Search the data for the string "What" and extract every line where it appears.

+ + + + + + +

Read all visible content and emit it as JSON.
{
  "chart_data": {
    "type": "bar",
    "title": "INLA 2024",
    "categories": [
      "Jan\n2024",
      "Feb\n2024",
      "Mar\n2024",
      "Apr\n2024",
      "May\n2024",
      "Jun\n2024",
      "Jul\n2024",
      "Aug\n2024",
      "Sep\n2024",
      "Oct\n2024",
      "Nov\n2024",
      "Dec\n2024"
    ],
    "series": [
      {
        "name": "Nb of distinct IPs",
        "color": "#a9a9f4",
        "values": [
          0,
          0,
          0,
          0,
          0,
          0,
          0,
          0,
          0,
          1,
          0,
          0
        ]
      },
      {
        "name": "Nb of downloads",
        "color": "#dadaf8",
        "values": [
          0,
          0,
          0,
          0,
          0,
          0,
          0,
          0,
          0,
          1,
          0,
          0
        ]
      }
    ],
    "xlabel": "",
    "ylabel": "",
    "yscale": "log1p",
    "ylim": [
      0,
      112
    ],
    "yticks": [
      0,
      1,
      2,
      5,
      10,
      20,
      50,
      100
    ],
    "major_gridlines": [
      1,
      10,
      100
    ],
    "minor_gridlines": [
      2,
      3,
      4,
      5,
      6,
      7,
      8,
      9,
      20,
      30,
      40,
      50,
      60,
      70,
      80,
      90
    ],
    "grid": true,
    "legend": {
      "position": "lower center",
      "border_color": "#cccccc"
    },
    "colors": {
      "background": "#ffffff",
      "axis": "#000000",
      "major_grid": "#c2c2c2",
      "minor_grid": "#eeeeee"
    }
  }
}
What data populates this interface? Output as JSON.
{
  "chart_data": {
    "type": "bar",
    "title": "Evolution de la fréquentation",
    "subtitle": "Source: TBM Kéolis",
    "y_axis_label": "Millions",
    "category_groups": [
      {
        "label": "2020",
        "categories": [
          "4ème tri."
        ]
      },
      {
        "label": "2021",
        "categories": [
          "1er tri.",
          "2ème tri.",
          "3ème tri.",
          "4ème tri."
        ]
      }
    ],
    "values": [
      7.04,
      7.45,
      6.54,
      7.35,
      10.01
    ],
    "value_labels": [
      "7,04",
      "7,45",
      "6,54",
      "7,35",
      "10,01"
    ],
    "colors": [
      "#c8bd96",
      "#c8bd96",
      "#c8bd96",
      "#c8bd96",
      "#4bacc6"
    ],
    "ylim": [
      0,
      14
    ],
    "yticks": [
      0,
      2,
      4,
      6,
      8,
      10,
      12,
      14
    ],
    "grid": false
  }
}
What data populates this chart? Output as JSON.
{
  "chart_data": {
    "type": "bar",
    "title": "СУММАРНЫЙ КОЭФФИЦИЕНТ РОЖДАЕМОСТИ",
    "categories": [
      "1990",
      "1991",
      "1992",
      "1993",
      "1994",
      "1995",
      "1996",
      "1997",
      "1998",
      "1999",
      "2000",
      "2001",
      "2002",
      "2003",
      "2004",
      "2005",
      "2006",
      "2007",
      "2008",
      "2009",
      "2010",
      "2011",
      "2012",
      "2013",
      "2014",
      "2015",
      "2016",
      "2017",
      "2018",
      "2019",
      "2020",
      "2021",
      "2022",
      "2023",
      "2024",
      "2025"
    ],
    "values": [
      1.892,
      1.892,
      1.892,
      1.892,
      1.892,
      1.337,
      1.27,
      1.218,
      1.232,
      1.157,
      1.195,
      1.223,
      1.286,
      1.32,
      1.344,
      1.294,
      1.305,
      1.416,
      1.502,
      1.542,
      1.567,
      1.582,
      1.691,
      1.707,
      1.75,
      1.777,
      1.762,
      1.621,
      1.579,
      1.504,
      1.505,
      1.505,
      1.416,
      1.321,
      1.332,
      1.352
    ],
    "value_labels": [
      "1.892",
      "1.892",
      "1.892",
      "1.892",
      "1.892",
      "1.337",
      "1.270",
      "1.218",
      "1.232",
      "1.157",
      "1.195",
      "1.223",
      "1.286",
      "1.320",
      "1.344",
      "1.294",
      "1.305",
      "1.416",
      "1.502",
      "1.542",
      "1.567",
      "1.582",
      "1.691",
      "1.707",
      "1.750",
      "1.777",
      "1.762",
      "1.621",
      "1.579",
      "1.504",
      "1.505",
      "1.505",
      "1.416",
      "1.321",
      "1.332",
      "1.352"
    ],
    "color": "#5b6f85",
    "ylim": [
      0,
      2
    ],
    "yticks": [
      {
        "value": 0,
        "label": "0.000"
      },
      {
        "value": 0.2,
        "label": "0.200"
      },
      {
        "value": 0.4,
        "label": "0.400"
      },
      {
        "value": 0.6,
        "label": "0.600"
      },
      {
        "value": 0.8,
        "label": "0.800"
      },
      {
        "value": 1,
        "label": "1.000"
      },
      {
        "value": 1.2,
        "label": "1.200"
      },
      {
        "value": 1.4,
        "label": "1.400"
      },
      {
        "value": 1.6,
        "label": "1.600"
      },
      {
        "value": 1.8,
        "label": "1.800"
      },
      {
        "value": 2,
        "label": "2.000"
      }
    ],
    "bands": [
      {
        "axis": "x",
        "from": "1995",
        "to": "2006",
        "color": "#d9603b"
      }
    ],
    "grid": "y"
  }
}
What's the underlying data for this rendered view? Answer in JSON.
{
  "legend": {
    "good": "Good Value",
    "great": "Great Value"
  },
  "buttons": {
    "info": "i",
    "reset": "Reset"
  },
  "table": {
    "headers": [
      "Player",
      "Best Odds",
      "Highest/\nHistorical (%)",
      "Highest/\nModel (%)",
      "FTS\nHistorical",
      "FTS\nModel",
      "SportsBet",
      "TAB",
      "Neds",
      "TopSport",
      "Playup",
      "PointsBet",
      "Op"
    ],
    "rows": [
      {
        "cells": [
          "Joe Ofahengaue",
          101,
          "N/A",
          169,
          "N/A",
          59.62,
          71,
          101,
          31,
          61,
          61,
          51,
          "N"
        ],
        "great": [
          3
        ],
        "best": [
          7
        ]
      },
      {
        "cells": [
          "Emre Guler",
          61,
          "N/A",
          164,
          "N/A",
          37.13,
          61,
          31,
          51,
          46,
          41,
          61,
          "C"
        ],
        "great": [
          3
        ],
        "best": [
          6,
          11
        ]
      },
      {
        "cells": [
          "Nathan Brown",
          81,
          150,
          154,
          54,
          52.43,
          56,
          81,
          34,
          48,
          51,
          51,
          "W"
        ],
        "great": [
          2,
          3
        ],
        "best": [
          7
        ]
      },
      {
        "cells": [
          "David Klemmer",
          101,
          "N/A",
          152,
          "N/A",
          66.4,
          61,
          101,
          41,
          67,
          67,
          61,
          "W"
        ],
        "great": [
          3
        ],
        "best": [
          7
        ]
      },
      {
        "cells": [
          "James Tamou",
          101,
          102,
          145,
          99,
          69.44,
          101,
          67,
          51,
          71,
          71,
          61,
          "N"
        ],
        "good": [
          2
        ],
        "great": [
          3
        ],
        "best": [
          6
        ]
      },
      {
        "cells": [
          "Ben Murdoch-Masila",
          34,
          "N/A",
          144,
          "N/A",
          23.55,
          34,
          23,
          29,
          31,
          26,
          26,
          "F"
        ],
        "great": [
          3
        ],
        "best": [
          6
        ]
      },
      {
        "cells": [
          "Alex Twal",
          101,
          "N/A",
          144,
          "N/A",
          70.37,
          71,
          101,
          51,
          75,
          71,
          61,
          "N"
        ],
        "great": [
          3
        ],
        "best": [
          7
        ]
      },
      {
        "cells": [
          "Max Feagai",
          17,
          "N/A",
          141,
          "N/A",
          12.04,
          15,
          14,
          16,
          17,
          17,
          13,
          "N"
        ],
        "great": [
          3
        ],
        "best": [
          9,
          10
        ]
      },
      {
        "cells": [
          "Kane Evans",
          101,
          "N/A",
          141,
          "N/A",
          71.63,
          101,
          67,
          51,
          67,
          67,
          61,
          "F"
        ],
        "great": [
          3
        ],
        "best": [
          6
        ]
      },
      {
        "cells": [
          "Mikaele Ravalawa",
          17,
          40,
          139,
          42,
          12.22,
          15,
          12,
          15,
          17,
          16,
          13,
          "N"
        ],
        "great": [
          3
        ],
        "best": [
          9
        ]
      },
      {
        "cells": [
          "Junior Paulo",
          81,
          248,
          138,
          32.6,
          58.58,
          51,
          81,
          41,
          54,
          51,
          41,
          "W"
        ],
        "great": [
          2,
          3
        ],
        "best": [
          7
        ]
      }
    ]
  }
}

+ + + + + + +

[OUTPUT]
What data populates this interface? Output as JSON.
What data populates this chart? Output as JSON.
What's the underlying data for this rendered view? Answer in JSON.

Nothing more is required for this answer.